== Problem to work on ==
Each line of the data below must be given again exactly as written.

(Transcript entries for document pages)
————
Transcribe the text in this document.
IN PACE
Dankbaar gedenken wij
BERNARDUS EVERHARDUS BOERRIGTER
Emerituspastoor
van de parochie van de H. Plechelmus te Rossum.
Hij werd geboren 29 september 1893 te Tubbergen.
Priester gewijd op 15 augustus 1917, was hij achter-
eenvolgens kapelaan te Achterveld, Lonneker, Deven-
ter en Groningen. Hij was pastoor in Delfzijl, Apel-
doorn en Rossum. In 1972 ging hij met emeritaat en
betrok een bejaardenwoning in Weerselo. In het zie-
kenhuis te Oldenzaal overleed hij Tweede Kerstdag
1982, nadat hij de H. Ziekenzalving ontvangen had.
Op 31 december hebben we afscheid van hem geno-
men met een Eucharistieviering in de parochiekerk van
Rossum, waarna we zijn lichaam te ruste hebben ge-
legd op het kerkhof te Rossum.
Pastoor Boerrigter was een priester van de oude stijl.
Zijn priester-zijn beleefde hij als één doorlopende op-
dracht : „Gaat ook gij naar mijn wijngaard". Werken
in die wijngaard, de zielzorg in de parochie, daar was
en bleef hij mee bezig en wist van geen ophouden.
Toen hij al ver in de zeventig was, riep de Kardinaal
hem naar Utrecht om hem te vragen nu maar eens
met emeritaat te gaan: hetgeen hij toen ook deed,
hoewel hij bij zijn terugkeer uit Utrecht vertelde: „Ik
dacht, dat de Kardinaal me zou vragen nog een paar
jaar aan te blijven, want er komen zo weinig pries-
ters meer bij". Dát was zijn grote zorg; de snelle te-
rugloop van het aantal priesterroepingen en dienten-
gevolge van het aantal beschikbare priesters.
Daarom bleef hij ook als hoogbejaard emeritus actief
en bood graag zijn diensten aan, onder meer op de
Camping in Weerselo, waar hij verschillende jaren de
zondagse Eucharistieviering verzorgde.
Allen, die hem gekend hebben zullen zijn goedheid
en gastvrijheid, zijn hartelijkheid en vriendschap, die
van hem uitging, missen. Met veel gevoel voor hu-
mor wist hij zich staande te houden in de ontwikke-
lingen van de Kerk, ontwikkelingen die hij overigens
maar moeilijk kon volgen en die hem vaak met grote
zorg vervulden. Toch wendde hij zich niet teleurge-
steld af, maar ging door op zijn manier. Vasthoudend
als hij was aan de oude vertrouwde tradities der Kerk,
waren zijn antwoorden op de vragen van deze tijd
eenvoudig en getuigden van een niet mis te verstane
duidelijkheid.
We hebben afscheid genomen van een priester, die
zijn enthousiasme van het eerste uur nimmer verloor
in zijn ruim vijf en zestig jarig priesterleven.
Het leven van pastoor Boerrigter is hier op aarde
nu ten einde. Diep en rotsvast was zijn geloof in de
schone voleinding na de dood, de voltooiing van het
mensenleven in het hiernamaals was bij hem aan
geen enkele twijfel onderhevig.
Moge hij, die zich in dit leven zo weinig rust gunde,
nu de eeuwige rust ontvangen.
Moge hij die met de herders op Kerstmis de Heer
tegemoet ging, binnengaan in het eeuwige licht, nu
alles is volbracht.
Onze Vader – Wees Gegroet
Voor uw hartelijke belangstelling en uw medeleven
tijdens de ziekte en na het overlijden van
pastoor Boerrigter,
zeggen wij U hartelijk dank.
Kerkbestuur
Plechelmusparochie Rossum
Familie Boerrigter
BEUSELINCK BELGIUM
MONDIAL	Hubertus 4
————
== Task answer ==
Transcribe the text in this document.
IN PACE
Dankbaar gedenken wij
BERNARDUS EVERHARDUS BOERRIGTER
Emerituspastoor
van de parochie van de H. Plechelmus te Rossum.
Hij werd geboren 29 september 1893 te Tubbergen.
Priester gewijd op 15 augustus 1917, was hij achter-
eenvolgens kapelaan te Achterveld, Lonneker, Deven-
ter en Groningen. Hij was pastoor in Delfzijl, Apel-
doorn en Rossum. In 1972 ging hij met emeritaat en
betrok een bejaardenwoning in Weerselo. In het zie-
kenhuis te Oldenzaal overleed hij Tweede Kerstdag
1982, nadat hij de H. Ziekenzalving ontvangen had.
Op 31 december hebben we afscheid van hem geno-
men met een Eucharistieviering in de parochiekerk van
Rossum, waarna we zijn lichaam te ruste hebben ge-
legd op het kerkhof te Rossum.
Pastoor Boerrigter was een priester van de oude stijl.
Zijn priester-zijn beleefde hij als één doorlopende op-
dracht : „Gaat ook gij naar mijn wijngaard". Werken
in die wijngaard, de zielzorg in de parochie, daar was
en bleef hij mee bezig en wist van geen ophouden.
Toen hij al ver in de zeventig was, riep de Kardinaal
hem naar Utrecht om hem te vragen nu maar eens
met emeritaat te gaan: hetgeen hij toen ook deed,
hoewel hij bij zijn terugkeer uit Utrecht vertelde: „Ik
dacht, dat de Kardinaal me zou vragen nog een paar
jaar aan te blijven, want er komen zo weinig pries-
ters meer bij". Dát was zijn grote zorg; de snelle te-
rugloop van het aantal priesterroepingen en dienten-
gevolge van het aantal beschikbare priesters.
Daarom bleef hij ook als hoogbejaard emeritus actief
en bood graag zijn diensten aan, onder meer op de
Camping in Weerselo, waar hij verschillende jaren de
zondagse Eucharistieviering verzorgde.
Allen, die hem gekend hebben zullen zijn goedheid
en gastvrijheid, zijn hartelijkheid en vriendschap, die
van hem uitging, missen. Met veel gevoel voor hu-
mor wist hij zich staande te houden in de ontwikke-
lingen van de Kerk, ontwikkelingen die hij overigens
maar moeilijk kon volgen en die hem vaak met grote
zorg vervulden. Toch wendde hij zich niet teleurge-
steld af, maar ging door op zijn manier. Vasthoudend
als hij was aan de oude vertrouwde tradities der Kerk,
waren zijn antwoorden op de vragen van deze tijd
eenvoudig en getuigden van een niet mis te verstane
duidelijkheid.
We hebben afscheid genomen van een priester, die
zijn enthousiasme van het eerste uur nimmer verloor
in zijn ruim vijf en zestig jarig priesterleven.
Het leven van pastoor Boerrigter is hier op aarde
nu ten einde. Diep en rotsvast was zijn geloof in de
schone voleinding na de dood, de voltooiing van het
mensenleven in het hiernamaals was bij hem aan
geen enkele twijfel onderhevig.
Moge hij, die zich in dit leven zo weinig rust gunde,
nu de eeuwige rust ontvangen.
Moge hij die met de herders op Kerstmis de Heer
tegemoet ging, binnengaan in het eeuwige licht, nu
alles is volbracht.
Onze Vader – Wees Gegroet
Voor uw hartelijke belangstelling en uw medeleven
tijdens de ziekte en na het overlijden van
pastoor Boerrigter,
zeggen wij U hartelijk dank.
Kerkbestuur
Plechelmusparochie Rossum
Familie Boerrigter
BEUSELINCK BELGIUM
MONDIAL	Hubertus 4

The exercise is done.